» Task objective
Your task is to give the number of lines in the listing that include "outlet", and nothing else.

» Provided entries

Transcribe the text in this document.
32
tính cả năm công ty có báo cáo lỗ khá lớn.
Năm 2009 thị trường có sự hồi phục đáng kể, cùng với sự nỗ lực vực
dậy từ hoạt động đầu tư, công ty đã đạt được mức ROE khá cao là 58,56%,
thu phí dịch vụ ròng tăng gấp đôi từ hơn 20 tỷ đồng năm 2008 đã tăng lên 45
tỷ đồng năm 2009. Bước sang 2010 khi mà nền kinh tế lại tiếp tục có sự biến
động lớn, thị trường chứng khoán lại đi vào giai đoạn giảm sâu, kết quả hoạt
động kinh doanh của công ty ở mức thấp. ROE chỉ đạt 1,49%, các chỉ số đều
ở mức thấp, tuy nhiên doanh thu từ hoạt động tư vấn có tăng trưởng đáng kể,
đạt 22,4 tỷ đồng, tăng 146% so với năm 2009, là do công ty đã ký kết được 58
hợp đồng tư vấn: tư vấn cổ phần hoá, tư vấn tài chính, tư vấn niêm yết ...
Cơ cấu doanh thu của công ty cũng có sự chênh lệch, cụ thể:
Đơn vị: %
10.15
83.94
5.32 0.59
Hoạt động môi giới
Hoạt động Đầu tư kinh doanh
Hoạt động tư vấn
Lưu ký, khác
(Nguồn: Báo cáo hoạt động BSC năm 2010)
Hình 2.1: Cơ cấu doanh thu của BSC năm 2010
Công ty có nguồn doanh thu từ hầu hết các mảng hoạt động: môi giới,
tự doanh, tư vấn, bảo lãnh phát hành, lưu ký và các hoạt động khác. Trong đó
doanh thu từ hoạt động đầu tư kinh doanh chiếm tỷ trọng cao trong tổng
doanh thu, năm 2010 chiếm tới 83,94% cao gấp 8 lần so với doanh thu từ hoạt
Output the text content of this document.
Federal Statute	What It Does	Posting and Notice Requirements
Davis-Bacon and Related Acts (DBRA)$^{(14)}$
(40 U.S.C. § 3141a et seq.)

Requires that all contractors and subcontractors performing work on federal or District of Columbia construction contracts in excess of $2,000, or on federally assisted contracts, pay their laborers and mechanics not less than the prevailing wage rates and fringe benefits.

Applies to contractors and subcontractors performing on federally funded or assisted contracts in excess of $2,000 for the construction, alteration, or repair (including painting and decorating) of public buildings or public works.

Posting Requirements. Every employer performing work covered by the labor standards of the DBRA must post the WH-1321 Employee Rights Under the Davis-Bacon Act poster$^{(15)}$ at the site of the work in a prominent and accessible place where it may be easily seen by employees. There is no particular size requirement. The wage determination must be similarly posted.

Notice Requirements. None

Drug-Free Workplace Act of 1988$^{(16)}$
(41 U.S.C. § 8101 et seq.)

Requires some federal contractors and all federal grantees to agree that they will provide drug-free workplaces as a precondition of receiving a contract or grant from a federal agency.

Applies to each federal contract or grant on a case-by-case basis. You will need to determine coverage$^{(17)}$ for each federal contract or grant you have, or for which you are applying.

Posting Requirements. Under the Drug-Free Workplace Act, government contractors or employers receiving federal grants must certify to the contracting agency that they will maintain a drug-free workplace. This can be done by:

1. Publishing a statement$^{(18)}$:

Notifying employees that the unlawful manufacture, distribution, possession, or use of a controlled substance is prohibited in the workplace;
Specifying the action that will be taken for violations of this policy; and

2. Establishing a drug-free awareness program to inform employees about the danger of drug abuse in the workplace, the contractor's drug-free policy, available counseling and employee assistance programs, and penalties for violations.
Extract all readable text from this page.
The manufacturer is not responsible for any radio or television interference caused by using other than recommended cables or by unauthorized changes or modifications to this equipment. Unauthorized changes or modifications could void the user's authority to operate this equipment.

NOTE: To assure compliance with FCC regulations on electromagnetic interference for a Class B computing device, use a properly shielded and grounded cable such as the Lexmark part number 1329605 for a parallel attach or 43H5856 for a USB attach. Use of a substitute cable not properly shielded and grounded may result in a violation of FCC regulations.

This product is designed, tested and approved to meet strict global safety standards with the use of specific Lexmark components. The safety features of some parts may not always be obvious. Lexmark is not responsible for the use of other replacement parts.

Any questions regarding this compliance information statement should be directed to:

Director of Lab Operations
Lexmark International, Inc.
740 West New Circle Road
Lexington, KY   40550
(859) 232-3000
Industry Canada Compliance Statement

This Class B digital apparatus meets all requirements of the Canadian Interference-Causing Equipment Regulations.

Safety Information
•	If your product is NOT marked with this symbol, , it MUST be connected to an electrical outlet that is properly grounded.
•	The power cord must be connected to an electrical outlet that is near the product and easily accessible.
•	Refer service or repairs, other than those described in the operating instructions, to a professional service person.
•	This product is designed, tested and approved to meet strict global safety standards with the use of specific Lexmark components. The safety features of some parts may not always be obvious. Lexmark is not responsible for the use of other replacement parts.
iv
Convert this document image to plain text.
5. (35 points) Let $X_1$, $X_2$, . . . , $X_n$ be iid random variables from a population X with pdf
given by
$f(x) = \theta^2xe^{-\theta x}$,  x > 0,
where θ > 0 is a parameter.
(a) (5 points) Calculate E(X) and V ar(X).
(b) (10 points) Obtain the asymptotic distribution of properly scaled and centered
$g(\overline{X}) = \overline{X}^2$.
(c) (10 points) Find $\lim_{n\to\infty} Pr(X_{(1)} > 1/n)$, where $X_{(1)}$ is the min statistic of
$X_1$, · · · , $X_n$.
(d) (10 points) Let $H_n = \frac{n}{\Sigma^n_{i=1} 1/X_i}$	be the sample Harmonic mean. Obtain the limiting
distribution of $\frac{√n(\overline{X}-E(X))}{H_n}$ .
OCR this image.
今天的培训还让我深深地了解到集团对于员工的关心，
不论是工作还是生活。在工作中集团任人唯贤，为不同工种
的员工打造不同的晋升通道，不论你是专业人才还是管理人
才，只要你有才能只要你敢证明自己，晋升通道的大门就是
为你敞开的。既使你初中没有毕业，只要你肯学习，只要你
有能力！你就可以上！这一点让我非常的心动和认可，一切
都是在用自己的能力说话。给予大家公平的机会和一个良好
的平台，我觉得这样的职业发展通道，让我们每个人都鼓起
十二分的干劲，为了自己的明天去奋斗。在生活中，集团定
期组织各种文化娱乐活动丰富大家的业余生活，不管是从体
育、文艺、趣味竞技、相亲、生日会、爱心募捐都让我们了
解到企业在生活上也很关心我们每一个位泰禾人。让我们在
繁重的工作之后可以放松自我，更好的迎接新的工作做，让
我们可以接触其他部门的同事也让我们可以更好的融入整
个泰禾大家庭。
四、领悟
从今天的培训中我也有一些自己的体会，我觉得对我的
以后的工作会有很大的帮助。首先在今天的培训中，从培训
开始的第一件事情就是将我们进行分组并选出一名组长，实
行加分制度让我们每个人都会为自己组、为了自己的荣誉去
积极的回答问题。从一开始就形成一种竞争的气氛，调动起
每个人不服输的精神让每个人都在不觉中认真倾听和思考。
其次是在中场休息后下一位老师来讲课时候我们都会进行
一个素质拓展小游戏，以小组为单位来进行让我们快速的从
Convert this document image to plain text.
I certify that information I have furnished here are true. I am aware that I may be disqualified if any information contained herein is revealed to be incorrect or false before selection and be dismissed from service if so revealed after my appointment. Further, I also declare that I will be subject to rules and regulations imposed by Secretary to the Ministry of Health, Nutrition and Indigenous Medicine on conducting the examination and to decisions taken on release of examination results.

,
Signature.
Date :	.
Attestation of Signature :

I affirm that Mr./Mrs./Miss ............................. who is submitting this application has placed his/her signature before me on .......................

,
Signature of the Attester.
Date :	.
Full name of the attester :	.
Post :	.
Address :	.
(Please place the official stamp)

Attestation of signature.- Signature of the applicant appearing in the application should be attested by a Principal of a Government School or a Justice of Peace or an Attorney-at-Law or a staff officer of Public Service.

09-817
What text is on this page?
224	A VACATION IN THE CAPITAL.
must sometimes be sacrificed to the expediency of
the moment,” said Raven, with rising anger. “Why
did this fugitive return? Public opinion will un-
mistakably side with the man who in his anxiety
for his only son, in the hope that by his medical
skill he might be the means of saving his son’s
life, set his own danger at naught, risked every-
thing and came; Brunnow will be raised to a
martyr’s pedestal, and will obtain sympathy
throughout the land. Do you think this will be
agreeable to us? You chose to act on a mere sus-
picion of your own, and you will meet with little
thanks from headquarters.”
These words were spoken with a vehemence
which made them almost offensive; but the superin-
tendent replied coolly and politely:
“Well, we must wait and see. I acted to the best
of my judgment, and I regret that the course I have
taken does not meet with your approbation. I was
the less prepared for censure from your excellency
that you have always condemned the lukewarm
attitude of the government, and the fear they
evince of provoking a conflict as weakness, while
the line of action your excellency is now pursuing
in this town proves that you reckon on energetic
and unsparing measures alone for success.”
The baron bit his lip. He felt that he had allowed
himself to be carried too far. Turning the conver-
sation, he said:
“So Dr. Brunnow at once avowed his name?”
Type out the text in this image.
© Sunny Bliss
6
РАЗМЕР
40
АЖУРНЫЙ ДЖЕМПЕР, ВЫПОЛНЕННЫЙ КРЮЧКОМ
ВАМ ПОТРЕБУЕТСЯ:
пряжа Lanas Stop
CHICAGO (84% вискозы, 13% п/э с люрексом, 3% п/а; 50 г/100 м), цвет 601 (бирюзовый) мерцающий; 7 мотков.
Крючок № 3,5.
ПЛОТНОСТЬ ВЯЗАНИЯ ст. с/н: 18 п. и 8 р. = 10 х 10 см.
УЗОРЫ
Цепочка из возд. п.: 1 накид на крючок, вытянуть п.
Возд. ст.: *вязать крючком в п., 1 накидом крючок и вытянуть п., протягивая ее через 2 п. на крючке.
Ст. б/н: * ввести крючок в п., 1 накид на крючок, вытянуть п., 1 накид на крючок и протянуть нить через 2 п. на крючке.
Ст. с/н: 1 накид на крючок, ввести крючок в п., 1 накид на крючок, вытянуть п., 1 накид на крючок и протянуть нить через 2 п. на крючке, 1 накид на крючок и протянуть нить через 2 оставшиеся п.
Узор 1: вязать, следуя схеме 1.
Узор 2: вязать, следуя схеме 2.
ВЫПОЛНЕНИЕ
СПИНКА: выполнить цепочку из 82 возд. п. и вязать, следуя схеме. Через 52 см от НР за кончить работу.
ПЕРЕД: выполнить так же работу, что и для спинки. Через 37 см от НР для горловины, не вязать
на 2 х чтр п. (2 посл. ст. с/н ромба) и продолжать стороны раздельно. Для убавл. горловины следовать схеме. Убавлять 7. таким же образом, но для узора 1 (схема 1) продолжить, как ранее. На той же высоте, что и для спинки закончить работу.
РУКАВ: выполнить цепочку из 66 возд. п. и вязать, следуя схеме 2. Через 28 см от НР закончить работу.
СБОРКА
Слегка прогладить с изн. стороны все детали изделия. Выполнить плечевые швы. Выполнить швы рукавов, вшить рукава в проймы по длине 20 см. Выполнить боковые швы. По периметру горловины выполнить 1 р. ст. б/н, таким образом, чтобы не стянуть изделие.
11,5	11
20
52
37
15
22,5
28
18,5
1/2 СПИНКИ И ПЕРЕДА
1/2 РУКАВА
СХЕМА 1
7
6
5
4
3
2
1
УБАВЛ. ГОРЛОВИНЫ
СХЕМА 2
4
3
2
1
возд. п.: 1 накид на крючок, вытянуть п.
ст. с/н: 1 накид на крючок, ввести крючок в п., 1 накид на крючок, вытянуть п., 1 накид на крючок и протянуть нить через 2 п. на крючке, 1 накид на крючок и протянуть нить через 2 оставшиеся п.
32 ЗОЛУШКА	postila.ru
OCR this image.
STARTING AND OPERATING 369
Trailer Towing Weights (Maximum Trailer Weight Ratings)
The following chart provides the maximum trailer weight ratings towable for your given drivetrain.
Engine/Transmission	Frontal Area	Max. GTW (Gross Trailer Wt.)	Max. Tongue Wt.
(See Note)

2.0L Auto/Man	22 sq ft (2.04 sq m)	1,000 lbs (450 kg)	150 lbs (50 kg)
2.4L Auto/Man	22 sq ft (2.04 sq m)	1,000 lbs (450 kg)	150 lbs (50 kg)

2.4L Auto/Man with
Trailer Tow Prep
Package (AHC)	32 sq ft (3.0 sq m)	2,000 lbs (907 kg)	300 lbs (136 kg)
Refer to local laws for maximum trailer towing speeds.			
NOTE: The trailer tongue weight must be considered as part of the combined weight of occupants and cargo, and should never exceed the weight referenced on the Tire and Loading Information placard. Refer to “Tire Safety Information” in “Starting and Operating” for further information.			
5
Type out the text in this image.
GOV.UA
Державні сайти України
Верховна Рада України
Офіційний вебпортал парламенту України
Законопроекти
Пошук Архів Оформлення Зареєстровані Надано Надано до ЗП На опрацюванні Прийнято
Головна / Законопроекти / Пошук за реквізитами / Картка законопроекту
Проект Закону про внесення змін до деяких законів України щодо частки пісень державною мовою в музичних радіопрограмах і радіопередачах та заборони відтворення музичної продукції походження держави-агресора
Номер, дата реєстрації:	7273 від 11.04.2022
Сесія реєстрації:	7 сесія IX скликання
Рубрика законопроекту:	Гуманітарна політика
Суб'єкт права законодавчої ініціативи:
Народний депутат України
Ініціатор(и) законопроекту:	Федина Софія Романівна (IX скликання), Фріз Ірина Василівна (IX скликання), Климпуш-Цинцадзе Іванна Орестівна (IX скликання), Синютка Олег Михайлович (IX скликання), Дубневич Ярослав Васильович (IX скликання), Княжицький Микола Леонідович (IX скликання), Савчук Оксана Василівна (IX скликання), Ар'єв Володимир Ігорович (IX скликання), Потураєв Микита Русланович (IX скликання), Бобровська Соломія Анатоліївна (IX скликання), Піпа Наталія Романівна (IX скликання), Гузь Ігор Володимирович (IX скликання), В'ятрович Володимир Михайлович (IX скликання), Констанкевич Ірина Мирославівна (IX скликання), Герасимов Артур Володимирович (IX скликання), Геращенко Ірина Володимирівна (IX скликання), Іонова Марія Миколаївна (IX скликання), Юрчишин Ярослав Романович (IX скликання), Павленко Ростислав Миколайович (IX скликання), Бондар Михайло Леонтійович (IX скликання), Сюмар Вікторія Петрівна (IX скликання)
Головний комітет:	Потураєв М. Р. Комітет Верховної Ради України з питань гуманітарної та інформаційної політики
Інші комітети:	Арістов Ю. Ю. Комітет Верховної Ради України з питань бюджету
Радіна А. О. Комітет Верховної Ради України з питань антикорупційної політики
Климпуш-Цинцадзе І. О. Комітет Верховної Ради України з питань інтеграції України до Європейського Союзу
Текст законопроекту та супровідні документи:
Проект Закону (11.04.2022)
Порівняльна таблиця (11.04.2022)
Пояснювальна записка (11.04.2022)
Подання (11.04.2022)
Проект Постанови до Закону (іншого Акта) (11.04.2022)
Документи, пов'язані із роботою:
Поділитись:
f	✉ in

» Result of the task
2